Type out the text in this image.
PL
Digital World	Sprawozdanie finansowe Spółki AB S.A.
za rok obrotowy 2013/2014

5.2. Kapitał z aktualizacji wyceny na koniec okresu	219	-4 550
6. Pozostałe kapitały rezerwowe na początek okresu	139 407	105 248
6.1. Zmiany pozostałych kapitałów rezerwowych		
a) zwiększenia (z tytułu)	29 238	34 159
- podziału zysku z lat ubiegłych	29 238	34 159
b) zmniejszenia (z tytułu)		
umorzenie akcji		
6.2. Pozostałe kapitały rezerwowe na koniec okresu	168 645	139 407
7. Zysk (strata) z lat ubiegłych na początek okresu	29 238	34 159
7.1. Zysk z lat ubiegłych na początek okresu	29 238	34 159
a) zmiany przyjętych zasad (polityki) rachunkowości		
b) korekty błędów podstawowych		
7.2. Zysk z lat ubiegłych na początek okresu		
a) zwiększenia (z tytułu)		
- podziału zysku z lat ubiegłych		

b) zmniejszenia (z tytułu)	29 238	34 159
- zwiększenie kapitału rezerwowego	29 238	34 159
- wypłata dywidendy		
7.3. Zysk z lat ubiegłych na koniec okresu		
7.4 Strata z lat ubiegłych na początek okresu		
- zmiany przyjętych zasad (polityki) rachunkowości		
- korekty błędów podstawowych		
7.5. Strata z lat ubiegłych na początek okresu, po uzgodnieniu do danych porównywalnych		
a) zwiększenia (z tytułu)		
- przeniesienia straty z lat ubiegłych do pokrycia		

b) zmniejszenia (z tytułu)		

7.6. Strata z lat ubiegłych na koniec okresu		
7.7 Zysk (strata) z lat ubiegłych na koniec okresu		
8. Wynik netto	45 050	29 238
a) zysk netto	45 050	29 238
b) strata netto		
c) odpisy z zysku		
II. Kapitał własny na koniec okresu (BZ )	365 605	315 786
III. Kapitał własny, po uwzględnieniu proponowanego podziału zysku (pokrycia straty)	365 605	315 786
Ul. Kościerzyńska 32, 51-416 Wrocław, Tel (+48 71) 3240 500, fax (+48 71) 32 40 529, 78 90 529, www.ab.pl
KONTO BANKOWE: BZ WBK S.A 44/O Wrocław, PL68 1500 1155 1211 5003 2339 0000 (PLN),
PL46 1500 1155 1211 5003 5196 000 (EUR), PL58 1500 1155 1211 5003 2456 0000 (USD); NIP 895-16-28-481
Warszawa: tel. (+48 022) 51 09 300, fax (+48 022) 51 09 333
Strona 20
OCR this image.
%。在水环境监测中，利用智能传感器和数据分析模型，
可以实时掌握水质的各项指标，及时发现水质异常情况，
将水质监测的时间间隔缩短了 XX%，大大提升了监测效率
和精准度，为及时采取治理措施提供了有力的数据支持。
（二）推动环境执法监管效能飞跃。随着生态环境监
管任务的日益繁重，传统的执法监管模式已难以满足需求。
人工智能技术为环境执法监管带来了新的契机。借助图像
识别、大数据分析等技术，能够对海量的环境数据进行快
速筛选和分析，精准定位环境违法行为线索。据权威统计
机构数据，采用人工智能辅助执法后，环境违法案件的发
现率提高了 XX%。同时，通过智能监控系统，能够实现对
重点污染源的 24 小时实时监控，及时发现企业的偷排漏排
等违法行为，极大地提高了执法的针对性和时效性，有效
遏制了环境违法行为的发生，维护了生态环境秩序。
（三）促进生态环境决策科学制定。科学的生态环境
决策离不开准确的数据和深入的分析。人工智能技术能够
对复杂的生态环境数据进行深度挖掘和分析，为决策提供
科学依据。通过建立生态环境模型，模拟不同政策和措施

■ ■ ■ ■ ■

# [TASK PROMPT]
Write out the entries above once more, without altering anything.

# [TASK RESULT]
Type out the text in this image.
PL
Digital World	Sprawozdanie finansowe Spółki AB S.A.
za rok obrotowy 2013/2014

5.2. Kapitał z aktualizacji wyceny na koniec okresu	219	-4 550
6. Pozostałe kapitały rezerwowe na początek okresu	139 407	105 248
6.1. Zmiany pozostałych kapitałów rezerwowych		
a) zwiększenia (z tytułu)	29 238	34 159
- podziału zysku z lat ubiegłych	29 238	34 159
b) zmniejszenia (z tytułu)		
umorzenie akcji		
6.2. Pozostałe kapitały rezerwowe na koniec okresu	168 645	139 407
7. Zysk (strata) z lat ubiegłych na początek okresu	29 238	34 159
7.1. Zysk z lat ubiegłych na początek okresu	29 238	34 159
a) zmiany przyjętych zasad (polityki) rachunkowości		
b) korekty błędów podstawowych		
7.2. Zysk z lat ubiegłych na początek okresu		
a) zwiększenia (z tytułu)		
- podziału zysku z lat ubiegłych		

b) zmniejszenia (z tytułu)	29 238	34 159
- zwiększenie kapitału rezerwowego	29 238	34 159
- wypłata dywidendy		
7.3. Zysk z lat ubiegłych na koniec okresu		
7.4 Strata z lat ubiegłych na początek okresu		
- zmiany przyjętych zasad (polityki) rachunkowości		
- korekty błędów podstawowych		
7.5. Strata z lat ubiegłych na początek okresu, po uzgodnieniu do danych porównywalnych		
a) zwiększenia (z tytułu)		
- przeniesienia straty z lat ubiegłych do pokrycia		

b) zmniejszenia (z tytułu)		

7.6. Strata z lat ubiegłych na koniec okresu		
7.7 Zysk (strata) z lat ubiegłych na koniec okresu		
8. Wynik netto	45 050	29 238
a) zysk netto	45 050	29 238
b) strata netto		
c) odpisy z zysku		
II. Kapitał własny na koniec okresu (BZ )	365 605	315 786
III. Kapitał własny, po uwzględnieniu proponowanego podziału zysku (pokrycia straty)	365 605	315 786
Ul. Kościerzyńska 32, 51-416 Wrocław, Tel (+48 71) 3240 500, fax (+48 71) 32 40 529, 78 90 529, www.ab.pl
KONTO BANKOWE: BZ WBK S.A 44/O Wrocław, PL68 1500 1155 1211 5003 2339 0000 (PLN),
PL46 1500 1155 1211 5003 5196 000 (EUR), PL58 1500 1155 1211 5003 2456 0000 (USD); NIP 895-16-28-481
Warszawa: tel. (+48 022) 51 09 300, fax (+48 022) 51 09 333
Strona 20
OCR this image.
%。在水环境监测中，利用智能传感器和数据分析模型，
可以实时掌握水质的各项指标，及时发现水质异常情况，
将水质监测的时间间隔缩短了 XX%，大大提升了监测效率
和精准度，为及时采取治理措施提供了有力的数据支持。
（二）推动环境执法监管效能飞跃。随着生态环境监
管任务的日益繁重，传统的执法监管模式已难以满足需求。
人工智能技术为环境执法监管带来了新的契机。借助图像
识别、大数据分析等技术，能够对海量的环境数据进行快
速筛选和分析，精准定位环境违法行为线索。据权威统计
机构数据，采用人工智能辅助执法后，环境违法案件的发
现率提高了 XX%。同时，通过智能监控系统，能够实现对
重点污染源的 24 小时实时监控，及时发现企业的偷排漏排
等违法行为，极大地提高了执法的针对性和时效性，有效
遏制了环境违法行为的发生，维护了生态环境秩序。
（三）促进生态环境决策科学制定。科学的生态环境
决策离不开准确的数据和深入的分析。人工智能技术能够
对复杂的生态环境数据进行深度挖掘和分析，为决策提供
科学依据。通过建立生态环境模型，模拟不同政策和措施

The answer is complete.